Check every line below for the word "hourglass" and copy the ones that have it.

## BEGIN DATASET RECORDS

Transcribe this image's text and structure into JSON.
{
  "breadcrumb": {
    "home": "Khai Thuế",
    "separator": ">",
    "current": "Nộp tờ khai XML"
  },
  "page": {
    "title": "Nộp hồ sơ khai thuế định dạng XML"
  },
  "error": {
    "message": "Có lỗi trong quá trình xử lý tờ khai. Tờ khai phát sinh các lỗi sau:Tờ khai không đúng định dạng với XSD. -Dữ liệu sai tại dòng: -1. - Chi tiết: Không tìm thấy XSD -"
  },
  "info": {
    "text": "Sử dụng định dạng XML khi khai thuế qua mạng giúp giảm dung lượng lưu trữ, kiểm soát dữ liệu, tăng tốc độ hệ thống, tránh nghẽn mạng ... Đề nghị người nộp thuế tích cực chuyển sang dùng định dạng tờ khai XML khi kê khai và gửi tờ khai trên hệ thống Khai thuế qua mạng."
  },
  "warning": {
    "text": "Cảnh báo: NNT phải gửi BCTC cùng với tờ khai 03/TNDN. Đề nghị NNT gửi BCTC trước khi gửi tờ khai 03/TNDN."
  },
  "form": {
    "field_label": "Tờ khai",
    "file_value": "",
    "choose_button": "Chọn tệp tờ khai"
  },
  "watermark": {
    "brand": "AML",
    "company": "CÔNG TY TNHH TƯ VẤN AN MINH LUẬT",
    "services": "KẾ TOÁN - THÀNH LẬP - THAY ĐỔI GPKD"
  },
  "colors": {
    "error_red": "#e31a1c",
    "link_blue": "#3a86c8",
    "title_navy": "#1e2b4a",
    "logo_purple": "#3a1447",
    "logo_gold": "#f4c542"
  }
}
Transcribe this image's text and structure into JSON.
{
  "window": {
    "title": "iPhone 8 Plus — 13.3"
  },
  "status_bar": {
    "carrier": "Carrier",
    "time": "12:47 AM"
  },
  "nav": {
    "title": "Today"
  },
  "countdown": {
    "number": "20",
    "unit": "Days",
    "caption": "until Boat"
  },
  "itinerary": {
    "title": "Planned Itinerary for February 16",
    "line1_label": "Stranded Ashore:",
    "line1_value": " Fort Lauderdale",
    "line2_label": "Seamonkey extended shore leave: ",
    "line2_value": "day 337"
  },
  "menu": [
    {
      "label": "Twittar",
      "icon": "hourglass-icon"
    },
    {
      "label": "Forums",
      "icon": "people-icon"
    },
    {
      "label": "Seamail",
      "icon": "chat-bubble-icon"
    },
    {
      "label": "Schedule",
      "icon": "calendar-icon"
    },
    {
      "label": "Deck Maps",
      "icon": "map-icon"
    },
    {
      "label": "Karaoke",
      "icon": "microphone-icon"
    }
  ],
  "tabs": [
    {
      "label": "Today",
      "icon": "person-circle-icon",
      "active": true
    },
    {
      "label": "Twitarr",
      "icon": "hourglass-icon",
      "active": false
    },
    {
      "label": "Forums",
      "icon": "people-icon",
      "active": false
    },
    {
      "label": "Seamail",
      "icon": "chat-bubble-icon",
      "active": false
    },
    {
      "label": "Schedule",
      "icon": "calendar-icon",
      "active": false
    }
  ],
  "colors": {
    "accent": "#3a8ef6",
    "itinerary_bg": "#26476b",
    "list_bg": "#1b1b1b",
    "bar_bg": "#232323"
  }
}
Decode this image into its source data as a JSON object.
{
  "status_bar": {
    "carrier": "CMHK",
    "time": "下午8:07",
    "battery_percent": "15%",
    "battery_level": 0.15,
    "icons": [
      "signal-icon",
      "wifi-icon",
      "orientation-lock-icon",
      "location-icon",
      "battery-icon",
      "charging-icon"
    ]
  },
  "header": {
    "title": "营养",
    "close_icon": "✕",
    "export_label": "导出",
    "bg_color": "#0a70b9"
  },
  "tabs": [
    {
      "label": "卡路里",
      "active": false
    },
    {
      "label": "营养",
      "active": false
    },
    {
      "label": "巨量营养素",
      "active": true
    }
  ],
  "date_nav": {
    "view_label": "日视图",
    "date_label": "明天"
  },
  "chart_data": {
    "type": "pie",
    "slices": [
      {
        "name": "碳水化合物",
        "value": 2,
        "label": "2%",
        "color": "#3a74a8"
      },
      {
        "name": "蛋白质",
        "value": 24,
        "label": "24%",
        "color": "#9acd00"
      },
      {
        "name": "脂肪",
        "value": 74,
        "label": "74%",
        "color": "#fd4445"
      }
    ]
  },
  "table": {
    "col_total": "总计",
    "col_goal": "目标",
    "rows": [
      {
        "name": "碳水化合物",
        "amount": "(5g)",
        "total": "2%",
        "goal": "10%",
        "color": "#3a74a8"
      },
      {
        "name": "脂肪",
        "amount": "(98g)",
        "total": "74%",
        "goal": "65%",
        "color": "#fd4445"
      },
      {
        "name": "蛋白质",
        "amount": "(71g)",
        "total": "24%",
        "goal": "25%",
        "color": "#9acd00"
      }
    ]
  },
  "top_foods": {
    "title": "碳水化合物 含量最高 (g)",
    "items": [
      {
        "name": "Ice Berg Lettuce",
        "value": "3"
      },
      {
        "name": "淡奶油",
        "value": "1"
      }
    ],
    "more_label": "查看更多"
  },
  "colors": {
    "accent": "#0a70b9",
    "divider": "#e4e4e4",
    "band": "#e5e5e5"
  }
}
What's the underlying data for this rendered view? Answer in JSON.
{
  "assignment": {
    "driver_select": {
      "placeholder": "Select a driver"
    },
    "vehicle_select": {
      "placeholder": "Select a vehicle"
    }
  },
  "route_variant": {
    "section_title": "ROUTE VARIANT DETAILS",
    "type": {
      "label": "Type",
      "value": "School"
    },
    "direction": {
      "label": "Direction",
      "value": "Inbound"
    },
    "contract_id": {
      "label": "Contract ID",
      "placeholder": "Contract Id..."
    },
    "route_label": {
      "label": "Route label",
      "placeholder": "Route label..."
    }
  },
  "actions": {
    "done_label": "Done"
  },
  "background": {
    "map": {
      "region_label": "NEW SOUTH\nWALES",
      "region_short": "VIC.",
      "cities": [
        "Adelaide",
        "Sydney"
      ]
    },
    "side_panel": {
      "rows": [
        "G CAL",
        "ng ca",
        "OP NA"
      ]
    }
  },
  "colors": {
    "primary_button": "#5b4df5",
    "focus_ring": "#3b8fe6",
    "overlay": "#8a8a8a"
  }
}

## END DATASET RECORDS

**EXERCISE RESPONSE:**
      "icon": "hourglass-icon"
      "icon": "hourglass-icon",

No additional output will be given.